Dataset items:
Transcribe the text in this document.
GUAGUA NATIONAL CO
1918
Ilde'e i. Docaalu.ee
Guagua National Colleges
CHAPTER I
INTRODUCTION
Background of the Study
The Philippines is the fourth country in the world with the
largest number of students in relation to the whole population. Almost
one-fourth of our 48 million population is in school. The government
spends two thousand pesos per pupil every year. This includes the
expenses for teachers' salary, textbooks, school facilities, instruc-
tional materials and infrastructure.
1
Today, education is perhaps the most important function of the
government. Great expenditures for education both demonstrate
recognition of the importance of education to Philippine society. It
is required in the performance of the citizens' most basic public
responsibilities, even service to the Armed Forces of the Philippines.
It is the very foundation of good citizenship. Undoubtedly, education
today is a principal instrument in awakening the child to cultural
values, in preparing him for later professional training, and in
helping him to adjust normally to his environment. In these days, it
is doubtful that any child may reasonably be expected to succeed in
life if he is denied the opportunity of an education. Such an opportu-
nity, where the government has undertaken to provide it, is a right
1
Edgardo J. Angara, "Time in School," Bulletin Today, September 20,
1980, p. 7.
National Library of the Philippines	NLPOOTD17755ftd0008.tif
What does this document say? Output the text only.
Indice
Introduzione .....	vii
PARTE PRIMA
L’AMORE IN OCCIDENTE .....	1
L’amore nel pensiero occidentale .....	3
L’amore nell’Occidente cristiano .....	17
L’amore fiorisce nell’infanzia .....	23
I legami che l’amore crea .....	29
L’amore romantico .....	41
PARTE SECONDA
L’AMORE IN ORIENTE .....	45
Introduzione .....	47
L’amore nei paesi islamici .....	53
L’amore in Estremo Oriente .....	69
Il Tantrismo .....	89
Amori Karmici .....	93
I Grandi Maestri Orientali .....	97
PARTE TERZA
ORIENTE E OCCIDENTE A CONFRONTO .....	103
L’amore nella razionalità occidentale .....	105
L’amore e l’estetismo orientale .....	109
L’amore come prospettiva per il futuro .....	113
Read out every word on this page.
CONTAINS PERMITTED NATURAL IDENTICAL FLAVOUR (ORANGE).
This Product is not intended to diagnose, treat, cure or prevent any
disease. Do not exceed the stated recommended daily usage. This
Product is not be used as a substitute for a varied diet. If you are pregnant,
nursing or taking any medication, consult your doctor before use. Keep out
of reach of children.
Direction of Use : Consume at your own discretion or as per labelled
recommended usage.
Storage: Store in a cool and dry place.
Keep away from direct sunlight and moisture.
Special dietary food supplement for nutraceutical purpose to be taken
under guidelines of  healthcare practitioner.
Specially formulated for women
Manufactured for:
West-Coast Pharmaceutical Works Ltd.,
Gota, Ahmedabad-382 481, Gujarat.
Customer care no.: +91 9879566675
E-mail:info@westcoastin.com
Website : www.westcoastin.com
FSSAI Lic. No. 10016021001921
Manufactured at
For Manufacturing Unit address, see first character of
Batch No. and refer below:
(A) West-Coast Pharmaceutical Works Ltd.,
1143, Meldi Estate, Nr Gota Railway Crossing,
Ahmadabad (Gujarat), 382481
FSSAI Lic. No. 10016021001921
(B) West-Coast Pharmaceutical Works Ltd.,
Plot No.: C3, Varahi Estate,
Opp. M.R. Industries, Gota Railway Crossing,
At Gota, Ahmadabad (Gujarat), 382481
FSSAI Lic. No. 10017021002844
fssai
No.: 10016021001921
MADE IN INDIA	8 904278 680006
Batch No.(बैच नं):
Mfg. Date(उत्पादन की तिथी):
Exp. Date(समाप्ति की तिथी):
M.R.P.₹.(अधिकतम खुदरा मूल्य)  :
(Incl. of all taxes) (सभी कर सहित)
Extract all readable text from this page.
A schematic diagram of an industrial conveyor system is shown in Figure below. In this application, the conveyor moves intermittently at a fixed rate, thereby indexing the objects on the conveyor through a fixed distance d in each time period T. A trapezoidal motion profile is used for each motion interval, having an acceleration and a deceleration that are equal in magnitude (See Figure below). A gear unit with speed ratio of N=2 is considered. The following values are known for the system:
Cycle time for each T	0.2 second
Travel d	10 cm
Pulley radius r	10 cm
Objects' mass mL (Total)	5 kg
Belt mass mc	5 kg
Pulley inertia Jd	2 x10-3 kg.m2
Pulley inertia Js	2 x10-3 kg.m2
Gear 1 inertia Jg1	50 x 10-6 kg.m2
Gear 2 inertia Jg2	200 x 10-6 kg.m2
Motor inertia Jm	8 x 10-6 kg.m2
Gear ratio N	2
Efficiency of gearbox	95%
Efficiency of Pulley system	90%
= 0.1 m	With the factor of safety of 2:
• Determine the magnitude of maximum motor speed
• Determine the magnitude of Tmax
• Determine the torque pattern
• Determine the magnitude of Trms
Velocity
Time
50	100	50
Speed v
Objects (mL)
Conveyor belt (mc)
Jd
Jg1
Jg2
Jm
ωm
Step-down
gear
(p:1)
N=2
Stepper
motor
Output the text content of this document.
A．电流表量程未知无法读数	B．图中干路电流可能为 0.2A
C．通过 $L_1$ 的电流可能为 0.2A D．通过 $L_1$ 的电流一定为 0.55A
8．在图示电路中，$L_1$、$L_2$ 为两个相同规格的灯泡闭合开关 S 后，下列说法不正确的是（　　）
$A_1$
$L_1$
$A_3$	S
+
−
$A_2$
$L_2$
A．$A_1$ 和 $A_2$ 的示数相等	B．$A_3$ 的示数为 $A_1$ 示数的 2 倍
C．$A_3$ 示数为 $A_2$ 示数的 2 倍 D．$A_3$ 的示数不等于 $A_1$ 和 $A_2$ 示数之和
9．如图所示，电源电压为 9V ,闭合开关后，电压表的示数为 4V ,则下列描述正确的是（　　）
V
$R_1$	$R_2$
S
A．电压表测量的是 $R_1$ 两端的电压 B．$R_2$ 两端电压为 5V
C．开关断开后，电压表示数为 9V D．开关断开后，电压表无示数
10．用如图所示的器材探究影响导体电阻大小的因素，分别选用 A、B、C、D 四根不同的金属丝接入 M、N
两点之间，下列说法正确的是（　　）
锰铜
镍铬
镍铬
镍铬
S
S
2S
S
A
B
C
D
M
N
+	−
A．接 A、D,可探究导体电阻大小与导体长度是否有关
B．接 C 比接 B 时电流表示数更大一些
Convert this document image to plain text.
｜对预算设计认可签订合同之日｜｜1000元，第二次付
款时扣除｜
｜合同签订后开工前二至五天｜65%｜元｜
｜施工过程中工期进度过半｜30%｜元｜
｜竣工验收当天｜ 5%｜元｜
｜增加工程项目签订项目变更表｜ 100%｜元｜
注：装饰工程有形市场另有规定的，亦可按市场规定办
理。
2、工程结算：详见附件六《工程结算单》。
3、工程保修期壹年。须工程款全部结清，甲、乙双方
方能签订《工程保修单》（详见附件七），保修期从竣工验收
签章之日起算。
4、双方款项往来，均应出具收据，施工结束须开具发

## Given request
Quote all the records exactly, please, leaving none out.

## Written answer
Transcribe the text in this document.
GUAGUA NATIONAL CO
1918
Ilde'e i. Docaalu.ee
Guagua National Colleges
CHAPTER I
INTRODUCTION
Background of the Study
The Philippines is the fourth country in the world with the
largest number of students in relation to the whole population. Almost
one-fourth of our 48 million population is in school. The government
spends two thousand pesos per pupil every year. This includes the
expenses for teachers' salary, textbooks, school facilities, instruc-
tional materials and infrastructure.
1
Today, education is perhaps the most important function of the
government. Great expenditures for education both demonstrate
recognition of the importance of education to Philippine society. It
is required in the performance of the citizens' most basic public
responsibilities, even service to the Armed Forces of the Philippines.
It is the very foundation of good citizenship. Undoubtedly, education
today is a principal instrument in awakening the child to cultural
values, in preparing him for later professional training, and in
helping him to adjust normally to his environment. In these days, it
is doubtful that any child may reasonably be expected to succeed in
life if he is denied the opportunity of an education. Such an opportu-
nity, where the government has undertaken to provide it, is a right
1
Edgardo J. Angara, "Time in School," Bulletin Today, September 20,
1980, p. 7.
National Library of the Philippines	NLPOOTD17755ftd0008.tif
What does this document say? Output the text only.
Indice
Introduzione .....	vii
PARTE PRIMA
L’AMORE IN OCCIDENTE .....	1
L’amore nel pensiero occidentale .....	3
L’amore nell’Occidente cristiano .....	17
L’amore fiorisce nell’infanzia .....	23
I legami che l’amore crea .....	29
L’amore romantico .....	41
PARTE SECONDA
L’AMORE IN ORIENTE .....	45
Introduzione .....	47
L’amore nei paesi islamici .....	53
L’amore in Estremo Oriente .....	69
Il Tantrismo .....	89
Amori Karmici .....	93
I Grandi Maestri Orientali .....	97
PARTE TERZA
ORIENTE E OCCIDENTE A CONFRONTO .....	103
L’amore nella razionalità occidentale .....	105
L’amore e l’estetismo orientale .....	109
L’amore come prospettiva per il futuro .....	113
Read out every word on this page.
CONTAINS PERMITTED NATURAL IDENTICAL FLAVOUR (ORANGE).
This Product is not intended to diagnose, treat, cure or prevent any
disease. Do not exceed the stated recommended daily usage. This
Product is not be used as a substitute for a varied diet. If you are pregnant,
nursing or taking any medication, consult your doctor before use. Keep out
of reach of children.
Direction of Use : Consume at your own discretion or as per labelled
recommended usage.
Storage: Store in a cool and dry place.
Keep away from direct sunlight and moisture.
Special dietary food supplement for nutraceutical purpose to be taken
under guidelines of  healthcare practitioner.
Specially formulated for women
Manufactured for:
West-Coast Pharmaceutical Works Ltd.,
Gota, Ahmedabad-382 481, Gujarat.
Customer care no.: +91 9879566675
E-mail:info@westcoastin.com
Website : www.westcoastin.com
FSSAI Lic. No. 10016021001921
Manufactured at
For Manufacturing Unit address, see first character of
Batch No. and refer below:
(A) West-Coast Pharmaceutical Works Ltd.,
1143, Meldi Estate, Nr Gota Railway Crossing,
Ahmadabad (Gujarat), 382481
FSSAI Lic. No. 10016021001921
(B) West-Coast Pharmaceutical Works Ltd.,
Plot No.: C3, Varahi Estate,
Opp. M.R. Industries, Gota Railway Crossing,
At Gota, Ahmadabad (Gujarat), 382481
FSSAI Lic. No. 10017021002844
fssai
No.: 10016021001921
MADE IN INDIA	8 904278 680006
Batch No.(बैच नं):
Mfg. Date(उत्पादन की तिथी):
Exp. Date(समाप्ति की तिथी):
M.R.P.₹.(अधिकतम खुदरा मूल्य)  :
(Incl. of all taxes) (सभी कर सहित)
Extract all readable text from this page.
A schematic diagram of an industrial conveyor system is shown in Figure below. In this application, the conveyor moves intermittently at a fixed rate, thereby indexing the objects on the conveyor through a fixed distance d in each time period T. A trapezoidal motion profile is used for each motion interval, having an acceleration and a deceleration that are equal in magnitude (See Figure below). A gear unit with speed ratio of N=2 is considered. The following values are known for the system:
Cycle time for each T	0.2 second
Travel d	10 cm
Pulley radius r	10 cm
Objects' mass mL (Total)	5 kg
Belt mass mc	5 kg
Pulley inertia Jd	2 x10-3 kg.m2
Pulley inertia Js	2 x10-3 kg.m2
Gear 1 inertia Jg1	50 x 10-6 kg.m2
Gear 2 inertia Jg2	200 x 10-6 kg.m2
Motor inertia Jm	8 x 10-6 kg.m2
Gear ratio N	2
Efficiency of gearbox	95%
Efficiency of Pulley system	90%
= 0.1 m	With the factor of safety of 2:
• Determine the magnitude of maximum motor speed
• Determine the magnitude of Tmax
• Determine the torque pattern
• Determine the magnitude of Trms
Velocity
Time
50	100	50
Speed v
Objects (mL)
Conveyor belt (mc)
Jd
Jg1
Jg2
Jm
ωm
Step-down
gear
(p:1)
N=2
Stepper
motor
Output the text content of this document.
A．电流表量程未知无法读数	B．图中干路电流可能为 0.2A
C．通过 $L_1$ 的电流可能为 0.2A D．通过 $L_1$ 的电流一定为 0.55A
8．在图示电路中，$L_1$、$L_2$ 为两个相同规格的灯泡闭合开关 S 后，下列说法不正确的是（　　）
$A_1$
$L_1$
$A_3$	S
+
−
$A_2$
$L_2$
A．$A_1$ 和 $A_2$ 的示数相等	B．$A_3$ 的示数为 $A_1$ 示数的 2 倍
C．$A_3$ 示数为 $A_2$ 示数的 2 倍 D．$A_3$ 的示数不等于 $A_1$ 和 $A_2$ 示数之和
9．如图所示，电源电压为 9V ,闭合开关后，电压表的示数为 4V ,则下列描述正确的是（　　）
V
$R_1$	$R_2$
S
A．电压表测量的是 $R_1$ 两端的电压 B．$R_2$ 两端电压为 5V
C．开关断开后，电压表示数为 9V D．开关断开后，电压表无示数
10．用如图所示的器材探究影响导体电阻大小的因素，分别选用 A、B、C、D 四根不同的金属丝接入 M、N
两点之间，下列说法正确的是（　　）
锰铜
镍铬
镍铬
镍铬
S
S
2S
S
A
B
C
D
M
N
+	−
A．接 A、D,可探究导体电阻大小与导体长度是否有关
B．接 C 比接 B 时电流表示数更大一些
Convert this document image to plain text.
｜对预算设计认可签订合同之日｜｜1000元，第二次付
款时扣除｜
｜合同签订后开工前二至五天｜65%｜元｜
｜施工过程中工期进度过半｜30%｜元｜
｜竣工验收当天｜ 5%｜元｜
｜增加工程项目签订项目变更表｜ 100%｜元｜
注：装饰工程有形市场另有规定的，亦可按市场规定办
理。
2、工程结算：详见附件六《工程结算单》。
3、工程保修期壹年。须工程款全部结清，甲、乙双方
方能签订《工程保修单》（详见附件七），保修期从竣工验收
签章之日起算。
4、双方款项往来，均应出具收据，施工结束须开具发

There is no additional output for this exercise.